## Exercise prompt
Find how many lines in the data below include the word "JSON", then write only that number.

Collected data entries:
## Start

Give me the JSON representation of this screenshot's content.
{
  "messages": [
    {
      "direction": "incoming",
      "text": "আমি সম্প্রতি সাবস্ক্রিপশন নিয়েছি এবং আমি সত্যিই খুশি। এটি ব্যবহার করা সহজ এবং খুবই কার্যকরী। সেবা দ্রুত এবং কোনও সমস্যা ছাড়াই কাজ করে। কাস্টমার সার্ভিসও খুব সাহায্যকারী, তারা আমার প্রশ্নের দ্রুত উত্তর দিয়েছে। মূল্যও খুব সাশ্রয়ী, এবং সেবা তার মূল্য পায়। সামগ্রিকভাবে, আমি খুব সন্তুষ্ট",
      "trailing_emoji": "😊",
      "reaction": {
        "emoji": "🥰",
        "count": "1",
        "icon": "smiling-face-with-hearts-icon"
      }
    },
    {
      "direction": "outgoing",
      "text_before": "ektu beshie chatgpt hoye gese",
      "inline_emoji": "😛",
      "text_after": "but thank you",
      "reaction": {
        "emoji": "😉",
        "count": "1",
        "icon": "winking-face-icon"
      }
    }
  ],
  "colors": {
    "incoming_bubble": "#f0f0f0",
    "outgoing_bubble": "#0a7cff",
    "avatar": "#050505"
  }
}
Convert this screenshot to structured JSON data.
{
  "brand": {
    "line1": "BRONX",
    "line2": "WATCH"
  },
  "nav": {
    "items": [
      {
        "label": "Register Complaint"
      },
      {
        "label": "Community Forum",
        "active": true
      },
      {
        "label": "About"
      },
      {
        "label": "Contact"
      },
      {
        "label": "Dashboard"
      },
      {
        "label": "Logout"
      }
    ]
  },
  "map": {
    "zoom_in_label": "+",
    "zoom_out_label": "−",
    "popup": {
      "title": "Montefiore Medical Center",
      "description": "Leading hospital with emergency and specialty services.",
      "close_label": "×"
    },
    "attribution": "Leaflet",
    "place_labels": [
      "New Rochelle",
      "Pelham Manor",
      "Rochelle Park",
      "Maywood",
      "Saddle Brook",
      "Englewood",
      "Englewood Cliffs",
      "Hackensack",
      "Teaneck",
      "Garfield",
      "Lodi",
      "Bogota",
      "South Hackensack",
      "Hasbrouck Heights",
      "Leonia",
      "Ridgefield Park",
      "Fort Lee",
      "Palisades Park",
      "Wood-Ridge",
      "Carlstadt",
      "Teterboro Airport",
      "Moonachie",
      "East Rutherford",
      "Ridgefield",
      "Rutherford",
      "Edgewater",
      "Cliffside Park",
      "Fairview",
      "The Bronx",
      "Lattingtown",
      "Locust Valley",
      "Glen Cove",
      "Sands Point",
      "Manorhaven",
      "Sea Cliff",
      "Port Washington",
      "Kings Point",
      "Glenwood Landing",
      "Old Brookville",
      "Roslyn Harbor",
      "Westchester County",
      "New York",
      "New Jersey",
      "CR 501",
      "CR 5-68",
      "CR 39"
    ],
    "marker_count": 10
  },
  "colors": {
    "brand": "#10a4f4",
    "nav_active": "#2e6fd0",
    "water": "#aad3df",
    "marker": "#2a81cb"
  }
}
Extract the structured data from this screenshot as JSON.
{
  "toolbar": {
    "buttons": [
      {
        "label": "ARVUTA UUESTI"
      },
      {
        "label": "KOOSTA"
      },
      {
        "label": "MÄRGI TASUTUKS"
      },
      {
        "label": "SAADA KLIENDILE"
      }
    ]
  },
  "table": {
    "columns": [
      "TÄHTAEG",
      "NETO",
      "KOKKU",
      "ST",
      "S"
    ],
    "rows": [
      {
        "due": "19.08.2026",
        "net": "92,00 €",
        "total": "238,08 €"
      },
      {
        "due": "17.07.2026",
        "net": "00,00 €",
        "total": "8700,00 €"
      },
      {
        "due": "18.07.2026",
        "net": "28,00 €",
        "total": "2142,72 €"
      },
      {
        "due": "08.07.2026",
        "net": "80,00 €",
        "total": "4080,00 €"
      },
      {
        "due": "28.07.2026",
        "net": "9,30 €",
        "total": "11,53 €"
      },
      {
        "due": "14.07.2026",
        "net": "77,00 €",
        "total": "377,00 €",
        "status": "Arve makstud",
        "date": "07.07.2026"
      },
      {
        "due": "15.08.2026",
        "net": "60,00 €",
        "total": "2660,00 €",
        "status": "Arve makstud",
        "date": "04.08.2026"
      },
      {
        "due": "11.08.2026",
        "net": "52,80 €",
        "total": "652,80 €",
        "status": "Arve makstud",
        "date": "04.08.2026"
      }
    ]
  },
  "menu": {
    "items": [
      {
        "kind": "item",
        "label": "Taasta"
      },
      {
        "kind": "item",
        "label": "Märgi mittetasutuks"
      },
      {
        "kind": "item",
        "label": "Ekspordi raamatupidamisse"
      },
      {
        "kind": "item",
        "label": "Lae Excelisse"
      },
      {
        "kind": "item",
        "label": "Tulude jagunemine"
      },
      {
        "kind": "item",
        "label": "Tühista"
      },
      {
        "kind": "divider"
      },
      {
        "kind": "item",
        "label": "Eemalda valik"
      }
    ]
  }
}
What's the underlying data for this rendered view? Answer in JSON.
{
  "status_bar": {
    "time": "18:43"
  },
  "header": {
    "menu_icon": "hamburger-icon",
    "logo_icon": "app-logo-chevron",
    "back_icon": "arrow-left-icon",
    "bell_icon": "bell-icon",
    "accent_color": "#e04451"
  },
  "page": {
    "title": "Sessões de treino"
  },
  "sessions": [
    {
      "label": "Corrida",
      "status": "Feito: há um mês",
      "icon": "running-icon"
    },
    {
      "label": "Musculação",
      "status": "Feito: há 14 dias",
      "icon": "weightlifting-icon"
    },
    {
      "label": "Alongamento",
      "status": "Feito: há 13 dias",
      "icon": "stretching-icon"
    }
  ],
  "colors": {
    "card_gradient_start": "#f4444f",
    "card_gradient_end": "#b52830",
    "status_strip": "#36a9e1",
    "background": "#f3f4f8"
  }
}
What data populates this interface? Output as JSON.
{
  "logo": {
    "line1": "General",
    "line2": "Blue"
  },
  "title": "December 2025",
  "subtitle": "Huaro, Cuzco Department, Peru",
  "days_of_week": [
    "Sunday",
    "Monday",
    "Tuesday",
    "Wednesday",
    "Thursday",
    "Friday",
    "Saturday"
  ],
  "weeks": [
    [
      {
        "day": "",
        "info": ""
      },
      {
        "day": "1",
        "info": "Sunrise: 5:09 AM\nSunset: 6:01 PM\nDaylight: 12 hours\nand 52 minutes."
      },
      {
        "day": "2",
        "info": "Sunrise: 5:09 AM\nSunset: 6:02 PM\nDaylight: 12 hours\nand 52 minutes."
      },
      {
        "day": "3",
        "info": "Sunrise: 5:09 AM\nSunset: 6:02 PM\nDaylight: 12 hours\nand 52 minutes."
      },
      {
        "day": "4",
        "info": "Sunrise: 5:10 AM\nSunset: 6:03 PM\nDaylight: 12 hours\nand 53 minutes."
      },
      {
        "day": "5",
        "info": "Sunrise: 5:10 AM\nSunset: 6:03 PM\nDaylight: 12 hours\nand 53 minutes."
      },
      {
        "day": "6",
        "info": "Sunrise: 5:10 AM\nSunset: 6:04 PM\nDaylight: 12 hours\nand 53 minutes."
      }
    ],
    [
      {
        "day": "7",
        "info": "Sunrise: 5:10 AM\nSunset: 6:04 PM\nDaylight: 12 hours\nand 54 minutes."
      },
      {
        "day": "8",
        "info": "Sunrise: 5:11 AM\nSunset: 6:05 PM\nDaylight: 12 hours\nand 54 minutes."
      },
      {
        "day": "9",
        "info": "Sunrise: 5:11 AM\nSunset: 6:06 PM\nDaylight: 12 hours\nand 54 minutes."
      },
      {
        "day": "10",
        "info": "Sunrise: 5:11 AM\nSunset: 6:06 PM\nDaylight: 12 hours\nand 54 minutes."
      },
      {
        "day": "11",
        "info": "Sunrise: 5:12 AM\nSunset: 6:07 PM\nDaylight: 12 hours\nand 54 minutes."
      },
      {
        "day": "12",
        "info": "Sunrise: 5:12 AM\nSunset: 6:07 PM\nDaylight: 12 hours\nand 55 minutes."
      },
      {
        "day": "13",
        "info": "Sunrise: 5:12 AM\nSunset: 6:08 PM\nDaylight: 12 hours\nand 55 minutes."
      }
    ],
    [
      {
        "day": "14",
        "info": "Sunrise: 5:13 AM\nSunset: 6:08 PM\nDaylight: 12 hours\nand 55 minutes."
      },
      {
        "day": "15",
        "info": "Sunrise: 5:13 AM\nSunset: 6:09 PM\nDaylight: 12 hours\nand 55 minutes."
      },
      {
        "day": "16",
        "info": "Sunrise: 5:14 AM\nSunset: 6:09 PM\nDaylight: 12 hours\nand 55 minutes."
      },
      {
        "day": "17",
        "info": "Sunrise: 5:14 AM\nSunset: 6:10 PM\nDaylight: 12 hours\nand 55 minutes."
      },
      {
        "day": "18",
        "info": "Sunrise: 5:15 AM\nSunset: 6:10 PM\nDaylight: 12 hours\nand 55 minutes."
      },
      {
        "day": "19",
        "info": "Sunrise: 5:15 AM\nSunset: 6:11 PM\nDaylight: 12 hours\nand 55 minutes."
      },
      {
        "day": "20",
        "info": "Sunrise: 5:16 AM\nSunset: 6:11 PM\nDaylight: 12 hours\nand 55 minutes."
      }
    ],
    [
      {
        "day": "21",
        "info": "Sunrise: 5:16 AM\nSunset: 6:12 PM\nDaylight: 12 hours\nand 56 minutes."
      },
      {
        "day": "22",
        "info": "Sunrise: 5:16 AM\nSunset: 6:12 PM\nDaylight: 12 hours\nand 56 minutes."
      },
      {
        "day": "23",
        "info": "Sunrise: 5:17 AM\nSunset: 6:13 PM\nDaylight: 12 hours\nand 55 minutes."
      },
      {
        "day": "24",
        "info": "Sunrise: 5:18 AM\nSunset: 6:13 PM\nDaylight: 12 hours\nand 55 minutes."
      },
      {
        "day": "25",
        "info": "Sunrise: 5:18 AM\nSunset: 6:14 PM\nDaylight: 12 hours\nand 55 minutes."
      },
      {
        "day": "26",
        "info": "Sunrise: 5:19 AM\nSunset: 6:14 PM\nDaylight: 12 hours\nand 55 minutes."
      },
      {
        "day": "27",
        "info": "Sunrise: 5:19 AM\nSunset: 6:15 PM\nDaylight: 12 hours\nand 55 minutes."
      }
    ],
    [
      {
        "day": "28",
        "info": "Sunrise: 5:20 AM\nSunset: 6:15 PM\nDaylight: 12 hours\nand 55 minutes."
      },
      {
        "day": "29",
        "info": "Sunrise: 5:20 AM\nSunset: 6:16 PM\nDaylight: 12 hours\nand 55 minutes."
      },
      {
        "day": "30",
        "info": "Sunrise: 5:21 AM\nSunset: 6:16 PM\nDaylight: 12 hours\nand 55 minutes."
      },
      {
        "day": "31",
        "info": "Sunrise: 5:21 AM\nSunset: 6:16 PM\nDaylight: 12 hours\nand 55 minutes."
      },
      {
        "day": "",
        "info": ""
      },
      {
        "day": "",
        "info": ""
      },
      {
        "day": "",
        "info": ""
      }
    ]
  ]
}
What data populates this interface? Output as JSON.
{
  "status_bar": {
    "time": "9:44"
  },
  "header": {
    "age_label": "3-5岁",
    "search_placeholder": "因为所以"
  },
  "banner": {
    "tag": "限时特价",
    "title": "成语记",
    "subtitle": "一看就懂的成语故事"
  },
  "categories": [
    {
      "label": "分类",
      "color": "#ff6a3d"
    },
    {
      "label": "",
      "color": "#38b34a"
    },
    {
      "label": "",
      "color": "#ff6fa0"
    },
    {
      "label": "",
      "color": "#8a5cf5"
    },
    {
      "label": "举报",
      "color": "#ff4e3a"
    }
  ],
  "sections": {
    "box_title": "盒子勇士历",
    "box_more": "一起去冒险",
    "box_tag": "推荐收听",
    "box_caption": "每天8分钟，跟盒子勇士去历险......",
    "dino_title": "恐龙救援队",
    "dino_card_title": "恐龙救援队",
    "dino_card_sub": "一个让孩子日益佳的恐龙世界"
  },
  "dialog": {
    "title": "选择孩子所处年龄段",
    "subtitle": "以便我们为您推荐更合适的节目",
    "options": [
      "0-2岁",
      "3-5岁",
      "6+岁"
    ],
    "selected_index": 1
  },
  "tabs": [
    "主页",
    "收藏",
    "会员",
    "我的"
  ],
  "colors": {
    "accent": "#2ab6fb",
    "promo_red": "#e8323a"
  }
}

## End

## Output for this exercise
6